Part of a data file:
* * * * *

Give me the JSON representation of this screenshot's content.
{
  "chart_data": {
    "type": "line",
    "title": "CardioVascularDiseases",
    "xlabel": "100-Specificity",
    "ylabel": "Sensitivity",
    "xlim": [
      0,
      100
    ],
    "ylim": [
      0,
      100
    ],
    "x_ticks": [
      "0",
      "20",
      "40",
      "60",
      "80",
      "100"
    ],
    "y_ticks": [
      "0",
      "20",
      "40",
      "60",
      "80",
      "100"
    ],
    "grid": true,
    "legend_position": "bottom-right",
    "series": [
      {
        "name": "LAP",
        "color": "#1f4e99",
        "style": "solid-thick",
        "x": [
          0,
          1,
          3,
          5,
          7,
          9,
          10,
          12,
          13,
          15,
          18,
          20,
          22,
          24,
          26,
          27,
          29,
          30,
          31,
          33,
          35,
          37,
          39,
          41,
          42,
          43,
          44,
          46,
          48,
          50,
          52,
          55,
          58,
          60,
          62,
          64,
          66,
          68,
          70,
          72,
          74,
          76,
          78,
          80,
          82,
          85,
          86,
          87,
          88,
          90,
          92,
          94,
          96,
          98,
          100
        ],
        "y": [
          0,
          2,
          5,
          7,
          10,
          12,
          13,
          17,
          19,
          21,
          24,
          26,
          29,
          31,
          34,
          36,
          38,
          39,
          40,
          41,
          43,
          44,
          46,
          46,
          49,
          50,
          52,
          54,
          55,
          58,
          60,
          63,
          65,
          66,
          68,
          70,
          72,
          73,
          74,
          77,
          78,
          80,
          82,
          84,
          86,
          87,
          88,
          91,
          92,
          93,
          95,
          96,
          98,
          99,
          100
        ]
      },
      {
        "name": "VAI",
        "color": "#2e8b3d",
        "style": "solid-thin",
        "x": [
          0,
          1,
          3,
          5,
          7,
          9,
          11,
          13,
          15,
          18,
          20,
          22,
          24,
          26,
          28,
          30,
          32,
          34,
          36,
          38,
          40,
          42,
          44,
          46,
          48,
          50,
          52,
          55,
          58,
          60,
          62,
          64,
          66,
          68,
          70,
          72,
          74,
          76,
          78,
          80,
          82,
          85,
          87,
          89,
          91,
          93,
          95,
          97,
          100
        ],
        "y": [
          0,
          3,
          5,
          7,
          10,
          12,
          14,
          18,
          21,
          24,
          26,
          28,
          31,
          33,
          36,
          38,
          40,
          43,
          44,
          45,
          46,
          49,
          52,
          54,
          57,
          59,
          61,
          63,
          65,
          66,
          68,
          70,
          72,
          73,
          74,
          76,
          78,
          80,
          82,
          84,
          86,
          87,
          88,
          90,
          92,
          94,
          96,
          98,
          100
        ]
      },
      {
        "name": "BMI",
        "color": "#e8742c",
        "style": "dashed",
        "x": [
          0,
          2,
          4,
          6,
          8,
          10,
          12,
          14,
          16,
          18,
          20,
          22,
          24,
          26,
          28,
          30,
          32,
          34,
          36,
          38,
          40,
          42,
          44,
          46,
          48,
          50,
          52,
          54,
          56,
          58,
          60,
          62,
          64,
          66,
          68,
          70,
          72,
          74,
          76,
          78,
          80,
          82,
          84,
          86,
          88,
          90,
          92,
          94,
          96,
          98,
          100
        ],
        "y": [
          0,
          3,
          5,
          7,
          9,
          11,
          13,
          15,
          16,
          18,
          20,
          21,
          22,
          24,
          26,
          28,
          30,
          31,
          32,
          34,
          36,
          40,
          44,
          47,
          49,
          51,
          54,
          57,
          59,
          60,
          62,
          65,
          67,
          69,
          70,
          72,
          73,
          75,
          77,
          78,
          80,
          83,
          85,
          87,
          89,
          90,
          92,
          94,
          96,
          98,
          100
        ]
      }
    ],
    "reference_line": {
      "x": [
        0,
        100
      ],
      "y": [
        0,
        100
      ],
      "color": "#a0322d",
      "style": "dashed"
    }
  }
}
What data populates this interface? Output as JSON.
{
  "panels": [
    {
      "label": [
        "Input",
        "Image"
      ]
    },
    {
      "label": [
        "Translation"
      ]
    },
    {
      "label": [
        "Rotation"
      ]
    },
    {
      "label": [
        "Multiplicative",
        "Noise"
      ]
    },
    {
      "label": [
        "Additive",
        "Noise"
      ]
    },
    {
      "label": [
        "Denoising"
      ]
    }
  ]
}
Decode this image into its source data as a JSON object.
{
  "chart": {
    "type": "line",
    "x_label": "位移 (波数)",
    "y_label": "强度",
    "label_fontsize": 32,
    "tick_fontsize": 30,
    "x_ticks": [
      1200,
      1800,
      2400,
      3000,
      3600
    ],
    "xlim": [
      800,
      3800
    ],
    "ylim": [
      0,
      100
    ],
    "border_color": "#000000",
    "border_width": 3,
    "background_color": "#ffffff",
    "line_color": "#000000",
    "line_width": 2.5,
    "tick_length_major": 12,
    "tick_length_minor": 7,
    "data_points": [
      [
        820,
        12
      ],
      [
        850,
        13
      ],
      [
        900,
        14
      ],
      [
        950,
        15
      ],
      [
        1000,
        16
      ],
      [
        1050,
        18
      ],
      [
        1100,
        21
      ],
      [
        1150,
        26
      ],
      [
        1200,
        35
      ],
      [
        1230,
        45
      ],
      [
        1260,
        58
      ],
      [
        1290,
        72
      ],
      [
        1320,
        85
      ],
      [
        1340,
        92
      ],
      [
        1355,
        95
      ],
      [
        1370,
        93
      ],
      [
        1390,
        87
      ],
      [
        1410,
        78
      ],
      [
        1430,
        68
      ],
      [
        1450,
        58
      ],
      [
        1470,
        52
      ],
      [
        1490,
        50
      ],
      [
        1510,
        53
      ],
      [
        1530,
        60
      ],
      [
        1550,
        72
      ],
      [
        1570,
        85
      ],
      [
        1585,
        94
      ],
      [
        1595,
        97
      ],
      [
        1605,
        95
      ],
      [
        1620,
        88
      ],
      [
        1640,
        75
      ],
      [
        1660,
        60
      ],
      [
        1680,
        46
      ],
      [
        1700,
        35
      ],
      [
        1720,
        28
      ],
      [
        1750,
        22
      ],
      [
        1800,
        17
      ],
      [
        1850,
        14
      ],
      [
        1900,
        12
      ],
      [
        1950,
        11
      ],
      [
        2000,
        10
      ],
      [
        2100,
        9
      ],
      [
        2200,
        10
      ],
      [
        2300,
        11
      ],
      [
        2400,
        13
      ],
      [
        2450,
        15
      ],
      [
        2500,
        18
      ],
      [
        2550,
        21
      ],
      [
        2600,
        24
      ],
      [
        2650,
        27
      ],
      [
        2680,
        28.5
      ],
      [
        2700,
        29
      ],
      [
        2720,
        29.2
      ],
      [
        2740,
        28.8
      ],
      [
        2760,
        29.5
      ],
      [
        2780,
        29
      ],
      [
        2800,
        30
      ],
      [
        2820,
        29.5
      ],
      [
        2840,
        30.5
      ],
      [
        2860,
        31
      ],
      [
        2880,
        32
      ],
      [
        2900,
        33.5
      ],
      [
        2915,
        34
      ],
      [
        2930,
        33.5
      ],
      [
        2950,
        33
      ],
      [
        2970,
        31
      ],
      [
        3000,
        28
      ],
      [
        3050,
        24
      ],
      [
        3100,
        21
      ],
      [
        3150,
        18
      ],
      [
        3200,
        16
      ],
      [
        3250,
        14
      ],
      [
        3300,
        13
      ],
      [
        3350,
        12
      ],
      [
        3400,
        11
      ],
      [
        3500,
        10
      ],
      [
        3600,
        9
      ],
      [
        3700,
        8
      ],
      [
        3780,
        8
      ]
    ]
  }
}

* * * * *

YOUR OBJECTIVE.
Extract each record, keeping it identical to the original.

FINAL RESULT.
Give me the JSON representation of this screenshot's content.
{
  "chart_data": {
    "type": "line",
    "title": "CardioVascularDiseases",
    "xlabel": "100-Specificity",
    "ylabel": "Sensitivity",
    "xlim": [
      0,
      100
    ],
    "ylim": [
      0,
      100
    ],
    "x_ticks": [
      "0",
      "20",
      "40",
      "60",
      "80",
      "100"
    ],
    "y_ticks": [
      "0",
      "20",
      "40",
      "60",
      "80",
      "100"
    ],
    "grid": true,
    "legend_position": "bottom-right",
    "series": [
      {
        "name": "LAP",
        "color": "#1f4e99",
        "style": "solid-thick",
        "x": [
          0,
          1,
          3,
          5,
          7,
          9,
          10,
          12,
          13,
          15,
          18,
          20,
          22,
          24,
          26,
          27,
          29,
          30,
          31,
          33,
          35,
          37,
          39,
          41,
          42,
          43,
          44,
          46,
          48,
          50,
          52,
          55,
          58,
          60,
          62,
          64,
          66,
          68,
          70,
          72,
          74,
          76,
          78,
          80,
          82,
          85,
          86,
          87,
          88,
          90,
          92,
          94,
          96,
          98,
          100
        ],
        "y": [
          0,
          2,
          5,
          7,
          10,
          12,
          13,
          17,
          19,
          21,
          24,
          26,
          29,
          31,
          34,
          36,
          38,
          39,
          40,
          41,
          43,
          44,
          46,
          46,
          49,
          50,
          52,
          54,
          55,
          58,
          60,
          63,
          65,
          66,
          68,
          70,
          72,
          73,
          74,
          77,
          78,
          80,
          82,
          84,
          86,
          87,
          88,
          91,
          92,
          93,
          95,
          96,
          98,
          99,
          100
        ]
      },
      {
        "name": "VAI",
        "color": "#2e8b3d",
        "style": "solid-thin",
        "x": [
          0,
          1,
          3,
          5,
          7,
          9,
          11,
          13,
          15,
          18,
          20,
          22,
          24,
          26,
          28,
          30,
          32,
          34,
          36,
          38,
          40,
          42,
          44,
          46,
          48,
          50,
          52,
          55,
          58,
          60,
          62,
          64,
          66,
          68,
          70,
          72,
          74,
          76,
          78,
          80,
          82,
          85,
          87,
          89,
          91,
          93,
          95,
          97,
          100
        ],
        "y": [
          0,
          3,
          5,
          7,
          10,
          12,
          14,
          18,
          21,
          24,
          26,
          28,
          31,
          33,
          36,
          38,
          40,
          43,
          44,
          45,
          46,
          49,
          52,
          54,
          57,
          59,
          61,
          63,
          65,
          66,
          68,
          70,
          72,
          73,
          74,
          76,
          78,
          80,
          82,
          84,
          86,
          87,
          88,
          90,
          92,
          94,
          96,
          98,
          100
        ]
      },
      {
        "name": "BMI",
        "color": "#e8742c",
        "style": "dashed",
        "x": [
          0,
          2,
          4,
          6,
          8,
          10,
          12,
          14,
          16,
          18,
          20,
          22,
          24,
          26,
          28,
          30,
          32,
          34,
          36,
          38,
          40,
          42,
          44,
          46,
          48,
          50,
          52,
          54,
          56,
          58,
          60,
          62,
          64,
          66,
          68,
          70,
          72,
          74,
          76,
          78,
          80,
          82,
          84,
          86,
          88,
          90,
          92,
          94,
          96,
          98,
          100
        ],
        "y": [
          0,
          3,
          5,
          7,
          9,
          11,
          13,
          15,
          16,
          18,
          20,
          21,
          22,
          24,
          26,
          28,
          30,
          31,
          32,
          34,
          36,
          40,
          44,
          47,
          49,
          51,
          54,
          57,
          59,
          60,
          62,
          65,
          67,
          69,
          70,
          72,
          73,
          75,
          77,
          78,
          80,
          83,
          85,
          87,
          89,
          90,
          92,
          94,
          96,
          98,
          100
        ]
      }
    ],
    "reference_line": {
      "x": [
        0,
        100
      ],
      "y": [
        0,
        100
      ],
      "color": "#a0322d",
      "style": "dashed"
    }
  }
}
What data populates this interface? Output as JSON.
{
  "panels": [
    {
      "label": [
        "Input",
        "Image"
      ]
    },
    {
      "label": [
        "Translation"
      ]
    },
    {
      "label": [
        "Rotation"
      ]
    },
    {
      "label": [
        "Multiplicative",
        "Noise"
      ]
    },
    {
      "label": [
        "Additive",
        "Noise"
      ]
    },
    {
      "label": [
        "Denoising"
      ]
    }
  ]
}
Decode this image into its source data as a JSON object.
{
  "chart": {
    "type": "line",
    "x_label": "位移 (波数)",
    "y_label": "强度",
    "label_fontsize": 32,
    "tick_fontsize": 30,
    "x_ticks": [
      1200,
      1800,
      2400,
      3000,
      3600
    ],
    "xlim": [
      800,
      3800
    ],
    "ylim": [
      0,
      100
    ],
    "border_color": "#000000",
    "border_width": 3,
    "background_color": "#ffffff",
    "line_color": "#000000",
    "line_width": 2.5,
    "tick_length_major": 12,
    "tick_length_minor": 7,
    "data_points": [
      [
        820,
        12
      ],
      [
        850,
        13
      ],
      [
        900,
        14
      ],
      [
        950,
        15
      ],
      [
        1000,
        16
      ],
      [
        1050,
        18
      ],
      [
        1100,
        21
      ],
      [
        1150,
        26
      ],
      [
        1200,
        35
      ],
      [
        1230,
        45
      ],
      [
        1260,
        58
      ],
      [
        1290,
        72
      ],
      [
        1320,
        85
      ],
      [
        1340,
        92
      ],
      [
        1355,
        95
      ],
      [
        1370,
        93
      ],
      [
        1390,
        87
      ],
      [
        1410,
        78
      ],
      [
        1430,
        68
      ],
      [
        1450,
        58
      ],
      [
        1470,
        52
      ],
      [
        1490,
        50
      ],
      [
        1510,
        53
      ],
      [
        1530,
        60
      ],
      [
        1550,
        72
      ],
      [
        1570,
        85
      ],
      [
        1585,
        94
      ],
      [
        1595,
        97
      ],
      [
        1605,
        95
      ],
      [
        1620,
        88
      ],
      [
        1640,
        75
      ],
      [
        1660,
        60
      ],
      [
        1680,
        46
      ],
      [
        1700,
        35
      ],
      [
        1720,
        28
      ],
      [
        1750,
        22
      ],
      [
        1800,
        17
      ],
      [
        1850,
        14
      ],
      [
        1900,
        12
      ],
      [
        1950,
        11
      ],
      [
        2000,
        10
      ],
      [
        2100,
        9
      ],
      [
        2200,
        10
      ],
      [
        2300,
        11
      ],
      [
        2400,
        13
      ],
      [
        2450,
        15
      ],
      [
        2500,
        18
      ],
      [
        2550,
        21
      ],
      [
        2600,
        24
      ],
      [
        2650,
        27
      ],
      [
        2680,
        28.5
      ],
      [
        2700,
        29
      ],
      [
        2720,
        29.2
      ],
      [
        2740,
        28.8
      ],
      [
        2760,
        29.5
      ],
      [
        2780,
        29
      ],
      [
        2800,
        30
      ],
      [
        2820,
        29.5
      ],
      [
        2840,
        30.5
      ],
      [
        2860,
        31
      ],
      [
        2880,
        32
      ],
      [
        2900,
        33.5
      ],
      [
        2915,
        34
      ],
      [
        2930,
        33.5
      ],
      [
        2950,
        33
      ],
      [
        2970,
        31
      ],
      [
        3000,
        28
      ],
      [
        3050,
        24
      ],
      [
        3100,
        21
      ],
      [
        3150,
        18
      ],
      [
        3200,
        16
      ],
      [
        3250,
        14
      ],
      [
        3300,
        13
      ],
      [
        3350,
        12
      ],
      [
        3400,
        11
      ],
      [
        3500,
        10
      ],
      [
        3600,
        9
      ],
      [
        3700,
        8
      ],
      [
        3780,
        8
      ]
    ]
  }
}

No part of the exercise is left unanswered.